[BEGIN]

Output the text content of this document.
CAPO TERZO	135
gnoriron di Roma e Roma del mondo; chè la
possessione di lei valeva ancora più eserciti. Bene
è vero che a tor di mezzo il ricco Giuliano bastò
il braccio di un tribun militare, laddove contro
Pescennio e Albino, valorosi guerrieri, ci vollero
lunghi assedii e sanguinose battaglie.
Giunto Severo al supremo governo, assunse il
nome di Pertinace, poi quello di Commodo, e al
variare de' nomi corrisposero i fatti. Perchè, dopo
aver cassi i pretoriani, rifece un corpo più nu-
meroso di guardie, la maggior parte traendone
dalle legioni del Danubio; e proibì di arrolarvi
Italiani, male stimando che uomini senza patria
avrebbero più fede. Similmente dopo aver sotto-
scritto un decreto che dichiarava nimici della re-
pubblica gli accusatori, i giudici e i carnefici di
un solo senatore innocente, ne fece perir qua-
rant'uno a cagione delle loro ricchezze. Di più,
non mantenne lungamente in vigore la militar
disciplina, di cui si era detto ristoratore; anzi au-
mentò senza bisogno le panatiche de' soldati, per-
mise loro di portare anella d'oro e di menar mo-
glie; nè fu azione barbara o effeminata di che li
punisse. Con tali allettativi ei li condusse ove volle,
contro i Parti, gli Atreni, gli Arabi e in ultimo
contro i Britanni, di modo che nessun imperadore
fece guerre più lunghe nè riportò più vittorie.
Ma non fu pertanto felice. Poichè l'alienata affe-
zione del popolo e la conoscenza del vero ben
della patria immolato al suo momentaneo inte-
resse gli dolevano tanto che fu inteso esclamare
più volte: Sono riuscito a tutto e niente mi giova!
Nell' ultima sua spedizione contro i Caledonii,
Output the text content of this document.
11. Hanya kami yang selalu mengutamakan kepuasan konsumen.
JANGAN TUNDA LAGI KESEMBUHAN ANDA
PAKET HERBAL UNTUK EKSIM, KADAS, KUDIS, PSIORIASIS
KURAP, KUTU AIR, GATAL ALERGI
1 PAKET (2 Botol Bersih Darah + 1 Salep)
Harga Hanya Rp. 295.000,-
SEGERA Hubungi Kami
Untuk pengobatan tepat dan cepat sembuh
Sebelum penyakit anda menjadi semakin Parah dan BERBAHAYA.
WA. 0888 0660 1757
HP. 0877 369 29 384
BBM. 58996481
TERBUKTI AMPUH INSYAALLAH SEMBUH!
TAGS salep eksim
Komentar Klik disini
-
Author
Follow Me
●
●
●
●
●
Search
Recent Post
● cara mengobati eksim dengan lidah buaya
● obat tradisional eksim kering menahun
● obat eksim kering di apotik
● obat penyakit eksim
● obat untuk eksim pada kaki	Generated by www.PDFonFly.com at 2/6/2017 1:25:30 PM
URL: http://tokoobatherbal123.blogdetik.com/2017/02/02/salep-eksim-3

[END]

EXERCISE TASK: Exactly reproduce all of the entries.

OUTPUT:
Output the text content of this document.
CAPO TERZO	135
gnoriron di Roma e Roma del mondo; chè la
possessione di lei valeva ancora più eserciti. Bene
è vero che a tor di mezzo il ricco Giuliano bastò
il braccio di un tribun militare, laddove contro
Pescennio e Albino, valorosi guerrieri, ci vollero
lunghi assedii e sanguinose battaglie.
Giunto Severo al supremo governo, assunse il
nome di Pertinace, poi quello di Commodo, e al
variare de' nomi corrisposero i fatti. Perchè, dopo
aver cassi i pretoriani, rifece un corpo più nu-
meroso di guardie, la maggior parte traendone
dalle legioni del Danubio; e proibì di arrolarvi
Italiani, male stimando che uomini senza patria
avrebbero più fede. Similmente dopo aver sotto-
scritto un decreto che dichiarava nimici della re-
pubblica gli accusatori, i giudici e i carnefici di
un solo senatore innocente, ne fece perir qua-
rant'uno a cagione delle loro ricchezze. Di più,
non mantenne lungamente in vigore la militar
disciplina, di cui si era detto ristoratore; anzi au-
mentò senza bisogno le panatiche de' soldati, per-
mise loro di portare anella d'oro e di menar mo-
glie; nè fu azione barbara o effeminata di che li
punisse. Con tali allettativi ei li condusse ove volle,
contro i Parti, gli Atreni, gli Arabi e in ultimo
contro i Britanni, di modo che nessun imperadore
fece guerre più lunghe nè riportò più vittorie.
Ma non fu pertanto felice. Poichè l'alienata affe-
zione del popolo e la conoscenza del vero ben
della patria immolato al suo momentaneo inte-
resse gli dolevano tanto che fu inteso esclamare
più volte: Sono riuscito a tutto e niente mi giova!
Nell' ultima sua spedizione contro i Caledonii,
Output the text content of this document.
11. Hanya kami yang selalu mengutamakan kepuasan konsumen.
JANGAN TUNDA LAGI KESEMBUHAN ANDA
PAKET HERBAL UNTUK EKSIM, KADAS, KUDIS, PSIORIASIS
KURAP, KUTU AIR, GATAL ALERGI
1 PAKET (2 Botol Bersih Darah + 1 Salep)
Harga Hanya Rp. 295.000,-
SEGERA Hubungi Kami
Untuk pengobatan tepat dan cepat sembuh
Sebelum penyakit anda menjadi semakin Parah dan BERBAHAYA.
WA. 0888 0660 1757
HP. 0877 369 29 384
BBM. 58996481
TERBUKTI AMPUH INSYAALLAH SEMBUH!
TAGS salep eksim
Komentar Klik disini
-
Author
Follow Me
●
●
●
●
●
Search
Recent Post
● cara mengobati eksim dengan lidah buaya
● obat tradisional eksim kering menahun
● obat eksim kering di apotik
● obat penyakit eksim
● obat untuk eksim pada kaki	Generated by www.PDFonFly.com at 2/6/2017 1:25:30 PM
URL: http://tokoobatherbal123.blogdetik.com/2017/02/02/salep-eksim-3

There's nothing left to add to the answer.